YOUR TASK: Copy out the lines that have "text" in them.
===============
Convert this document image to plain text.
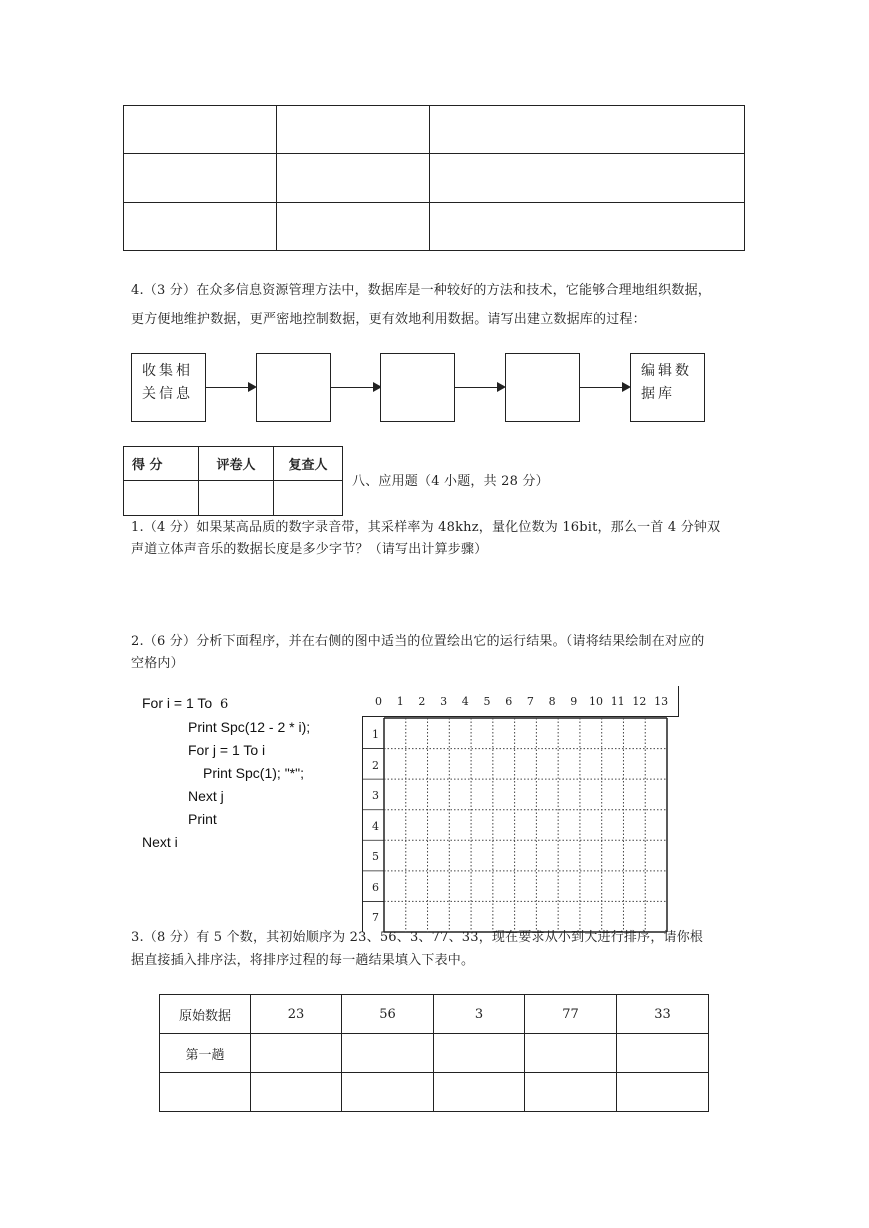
4.（3 分）在众多信息资源管理方法中，数据库是一种较好的方法和技术，它能够合理地组织数据，
更方便地维护数据，更严密地控制数据，更有效地利用数据。请写出建立数据库的过程：
收集相关信息
编辑数据库
得 分	评卷人	复查人

八、应用题（4 小题，共 28 分）
1.（4 分）如果某高品质的数字录音带，其采样率为 48khz，量化位数为 16bit，那么一首 4 分钟双
声道立体声音乐的数据长度是多少字节？（请写出计算步骤）
2.（6 分）分析下面程序，并在右侧的图中适当的位置绘出它的运行结果。（请将结果绘制在对应的
空格内）
For i = 1 To 6
Print Spc(12 - 2 * i);
For j = 1 To i
Print Spc(1); "*";
Next j
Print
Next i
0 1 2 3 4 5 6 7 8 9 10 11 12 13
1
2
3
4
5
6
7
3.（8 分）有 5 个数，其初始顺序为 23、56、3、77、33，现在要求从小到大进行排序，请你根
据直接插入排序法，将排序过程的每一趟结果填入下表中。
原始数据	23	56	3	77	33
第一趟					
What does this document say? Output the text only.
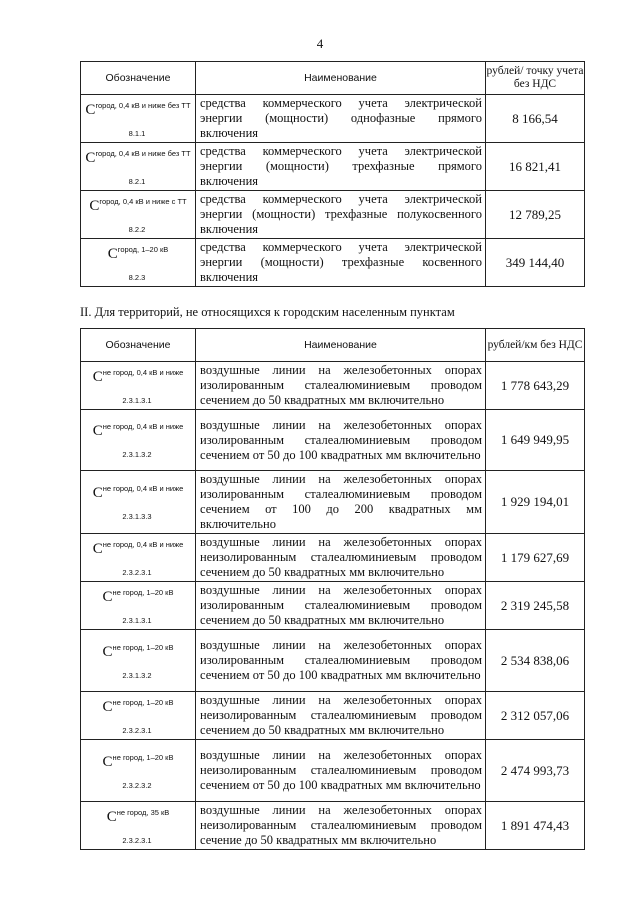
4
Обозначение	Наименование	рублей/ точку учета без НДС
$C^{город, 0,4 кВ и ниже без ТТ}$
$_{8.1.1}$	средства коммерческого учета электрической энергии (мощности) однофазные прямого включения	8 166,54
$C^{город, 0,4 кВ и ниже без ТТ}$
$_{8.2.1}$	средства коммерческого учета электрической энергии (мощности) трехфазные прямого включения	16 821,41
$C^{город, 0,4 кВ и ниже с ТТ}$
$_{8.2.2}$	средства коммерческого учета электрической энергии (мощности) трехфазные полукосвенного включения	12 789,25
$C^{город, 1-20 кВ}$
$_{8.2.3}$	средства коммерческого учета электрической энергии (мощности) трехфазные косвенного включения	349 144,40
II. Для территорий, не относящихся к городским населенным пунктам
Обозначение	Наименование	рублей/км без НДС
$C^{не город, 0,4 кВ и ниже}$
$_{2.3.1.3.1}$	воздушные линии на железобетонных опорах изолированным сталеалюминиевым проводом сечением до 50 квадратных мм включительно	1 778 643,29
$C^{не город, 0,4 кВ и ниже}$
$_{2.3.1.3.2}$	воздушные линии на железобетонных опорах изолированным сталеалюминиевым проводом сечением от 50 до 100 квадратных мм включительно	1 649 949,95
$C^{не город, 0,4 кВ и ниже}$
$_{2.3.1.3.3}$	воздушные линии на железобетонных опорах изолированным сталеалюминиевым проводом сечением от 100 до 200 квадратных мм включительно	1 929 194,01
$C^{не город, 0,4 кВ и ниже}$
$_{2.3.2.3.1}$	воздушные линии на железобетонных опорах неизолированным сталеалюминиевым проводом сечением до 50 квадратных мм включительно	1 179 627,69
$C^{не город, 1-20 кВ}$
$_{2.3.1.3.1}$	воздушные линии на железобетонных опорах изолированным сталеалюминиевым проводом сечением до 50 квадратных мм включительно	2 319 245,58
$C^{не город, 1-20 кВ}$
$_{2.3.1.3.2}$	воздушные линии на железобетонных опорах изолированным сталеалюминиевым проводом сечением от 50 до 100 квадратных мм включительно	2 534 838,06
$C^{не город, 1-20 кВ}$
$_{2.3.2.3.1}$	воздушные линии на железобетонных опорах неизолированным сталеалюминиевым проводом сечением до 50 квадратных мм включительно	2 312 057,06
$C^{не город, 1-20 кВ}$
$_{2.3.2.3.2}$	воздушные линии на железобетонных опорах неизолированным сталеалюминиевым проводом сечением от 50 до 100 квадратных мм включительно	2 474 993,73
$C^{не город, 35 кВ}$
$_{2.3.2.3.1}$	воздушные линии на железобетонных опорах неизолированным сталеалюминиевым проводом сечение до 50 квадратных мм включительно	1 891 474,43
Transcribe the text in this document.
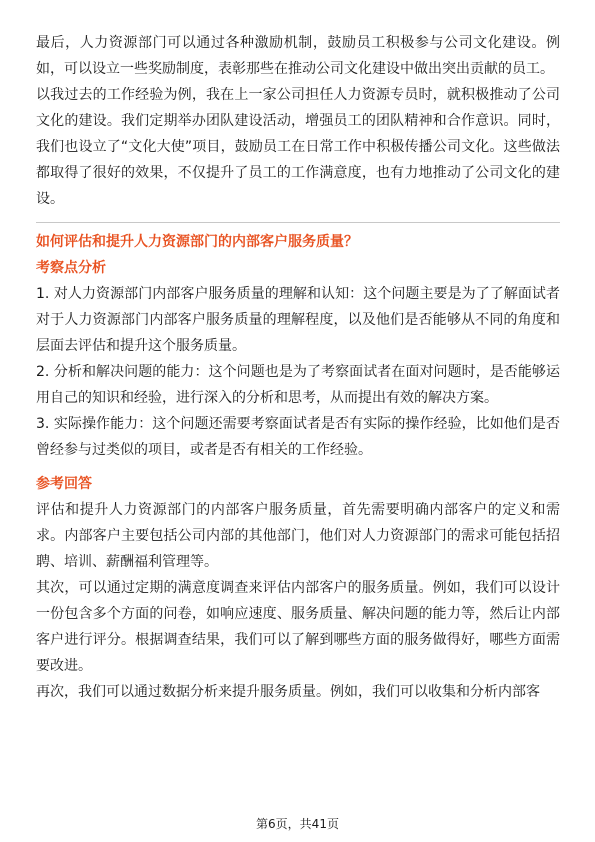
最后，人力资源部门可以通过各种激励机制，鼓励员工积极参与公司文化建设。例如，可以设立一些奖励制度，表彰那些在推动公司文化建设中做出突出贡献的员工。

以我过去的工作经验为例，我在上一家公司担任人力资源专员时，就积极推动了公司文化的建设。我们定期举办团队建设活动，增强员工的团队精神和合作意识。同时，我们也设立了“文化大使”项目，鼓励员工在日常工作中积极传播公司文化。这些做法都取得了很好的效果，不仅提升了员工的工作满意度，也有力地推动了公司文化的建设。

如何评估和提升人力资源部门的内部客户服务质量？
考察点分析

1. 对人力资源部门内部客户服务质量的理解和认知：这个问题主要是为了了解面试者对于人力资源部门内部客户服务质量的理解程度，以及他们是否能够从不同的角度和层面去评估和提升这个服务质量。

2. 分析和解决问题的能力：这个问题也是为了考察面试者在面对问题时，是否能够运用自己的知识和经验，进行深入的分析和思考，从而提出有效的解决方案。

3. 实际操作能力：这个问题还需要考察面试者是否有实际的操作经验，比如他们是否曾经参与过类似的项目，或者是否有相关的工作经验。

参考回答

评估和提升人力资源部门的内部客户服务质量，首先需要明确内部客户的定义和需求。内部客户主要包括公司内部的其他部门，他们对人力资源部门的需求可能包括招聘、培训、薪酬福利管理等。

其次，可以通过定期的满意度调查来评估内部客户的服务质量。例如，我们可以设计一份包含多个方面的问卷，如响应速度、服务质量、解决问题的能力等，然后让内部客户进行评分。根据调查结果，我们可以了解到哪些方面的服务做得好，哪些方面需要改进。

再次，我们可以通过数据分析来提升服务质量。例如，我们可以收集和分析内部客

第6页，共41页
===============
PROBLEM SOLUTION:
Convert this document image to plain text.
What does this document say? Output the text only.
Transcribe the text in this document.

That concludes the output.